— start of Rows —
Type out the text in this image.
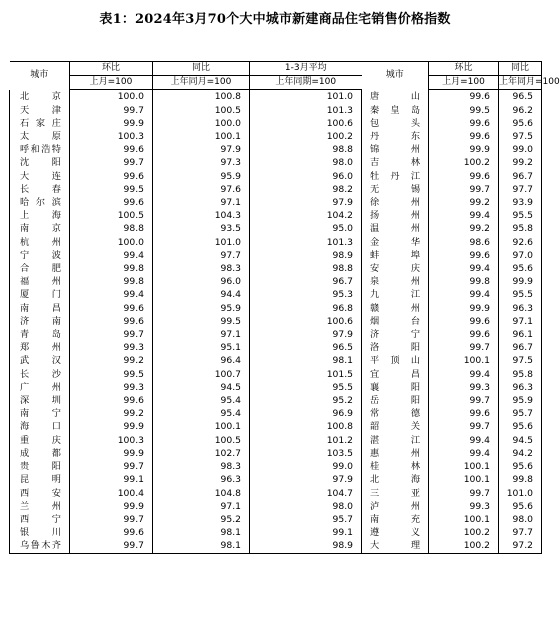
表1：2024年3月70个大中城市新建商品住宅销售价格指数
城市	环比	同比	1-3月平均	城市	环比	同比	
	上月=100	上年同月=100	上年同期=100		上月=100	上年同月=100	
北京	100.0	100.8	101.0	唐山	99.6	96.5	
天津	99.7	100.5	101.3	秦皇岛	99.5	96.2	
石家庄	99.9	100.0	100.6	包头	99.6	95.6	
太原	100.3	100.1	100.2	丹东	99.6	97.5	
呼和浩特	99.6	97.9	98.8	锦州	99.9	99.0	
沈阳	99.7	97.3	98.0	吉林	100.2	99.2	
大连	99.6	95.9	96.0	牡丹江	99.6	96.7	
长春	99.5	97.6	98.2	无锡	99.7	97.7	
哈尔滨	99.6	97.1	97.9	徐州	99.2	93.9	
上海	100.5	104.3	104.2	扬州	99.4	95.5	
南京	98.8	93.5	95.0	温州	99.2	95.8	
杭州	100.0	101.0	101.3	金华	98.6	92.6	
宁波	99.4	97.7	98.9	蚌埠	99.6	97.0	
合肥	99.8	98.3	98.8	安庆	99.4	95.6	
福州	99.8	96.0	96.7	泉州	99.8	99.9	
厦门	99.4	94.4	95.3	九江	99.4	95.5	
南昌	99.6	95.9	96.8	赣州	99.9	96.3	
济南	99.6	99.5	100.6	烟台	99.6	97.1	
青岛	99.7	97.1	97.9	济宁	99.6	96.1	
郑州	99.3	95.1	96.5	洛阳	99.7	96.7	
武汉	99.2	96.4	98.1	平顶山	100.1	97.5	
长沙	99.5	100.7	101.5	宜昌	99.4	95.8	
广州	99.3	94.5	95.5	襄阳	99.3	96.3	
深圳	99.6	95.4	95.2	岳阳	99.7	95.9	
南宁	99.2	95.4	96.9	常德	99.6	95.7	
海口	99.9	100.1	100.8	韶关	99.7	95.6	
重庆	100.3	100.5	101.2	湛江	99.4	94.5	
成都	99.9	102.7	103.5	惠州	99.4	94.2	
贵阳	99.7	98.3	99.0	桂林	100.1	95.6	
昆明	99.1	96.3	97.9	北海	100.1	99.8	
西安	100.4	104.8	104.7	三亚	99.7	101.0	
兰州	99.9	97.1	98.0	泸州	99.3	95.6	
西宁	99.7	95.2	95.7	南充	100.1	98.0	
银川	99.6	98.1	99.1	遵义	100.2	97.7	
乌鲁木齐	99.7	98.1	98.9	大理	100.2	97.2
— end of Rows —
- _The request_:
Using the records above, output their complete text exactly, minus any images.

- _Finished task_:
Type out the text in this image.
表1：2024年3月70个大中城市新建商品住宅销售价格指数
城市	环比	同比	1-3月平均	城市	环比	同比	
	上月=100	上年同月=100	上年同期=100		上月=100	上年同月=100	
北京	100.0	100.8	101.0	唐山	99.6	96.5	
天津	99.7	100.5	101.3	秦皇岛	99.5	96.2	
石家庄	99.9	100.0	100.6	包头	99.6	95.6	
太原	100.3	100.1	100.2	丹东	99.6	97.5	
呼和浩特	99.6	97.9	98.8	锦州	99.9	99.0	
沈阳	99.7	97.3	98.0	吉林	100.2	99.2	
大连	99.6	95.9	96.0	牡丹江	99.6	96.7	
长春	99.5	97.6	98.2	无锡	99.7	97.7	
哈尔滨	99.6	97.1	97.9	徐州	99.2	93.9	
上海	100.5	104.3	104.2	扬州	99.4	95.5	
南京	98.8	93.5	95.0	温州	99.2	95.8	
杭州	100.0	101.0	101.3	金华	98.6	92.6	
宁波	99.4	97.7	98.9	蚌埠	99.6	97.0	
合肥	99.8	98.3	98.8	安庆	99.4	95.6	
福州	99.8	96.0	96.7	泉州	99.8	99.9	
厦门	99.4	94.4	95.3	九江	99.4	95.5	
南昌	99.6	95.9	96.8	赣州	99.9	96.3	
济南	99.6	99.5	100.6	烟台	99.6	97.1	
青岛	99.7	97.1	97.9	济宁	99.6	96.1	
郑州	99.3	95.1	96.5	洛阳	99.7	96.7	
武汉	99.2	96.4	98.1	平顶山	100.1	97.5	
长沙	99.5	100.7	101.5	宜昌	99.4	95.8	
广州	99.3	94.5	95.5	襄阳	99.3	96.3	
深圳	99.6	95.4	95.2	岳阳	99.7	95.9	
南宁	99.2	95.4	96.9	常德	99.6	95.7	
海口	99.9	100.1	100.8	韶关	99.7	95.6	
重庆	100.3	100.5	101.2	湛江	99.4	94.5	
成都	99.9	102.7	103.5	惠州	99.4	94.2	
贵阳	99.7	98.3	99.0	桂林	100.1	95.6	
昆明	99.1	96.3	97.9	北海	100.1	99.8	
西安	100.4	104.8	104.7	三亚	99.7	101.0	
兰州	99.9	97.1	98.0	泸州	99.3	95.6	
西宁	99.7	95.2	95.7	南充	100.1	98.0	
银川	99.6	98.1	99.1	遵义	100.2	97.7	
乌鲁木齐	99.7	98.1	98.9	大理	100.2	97.2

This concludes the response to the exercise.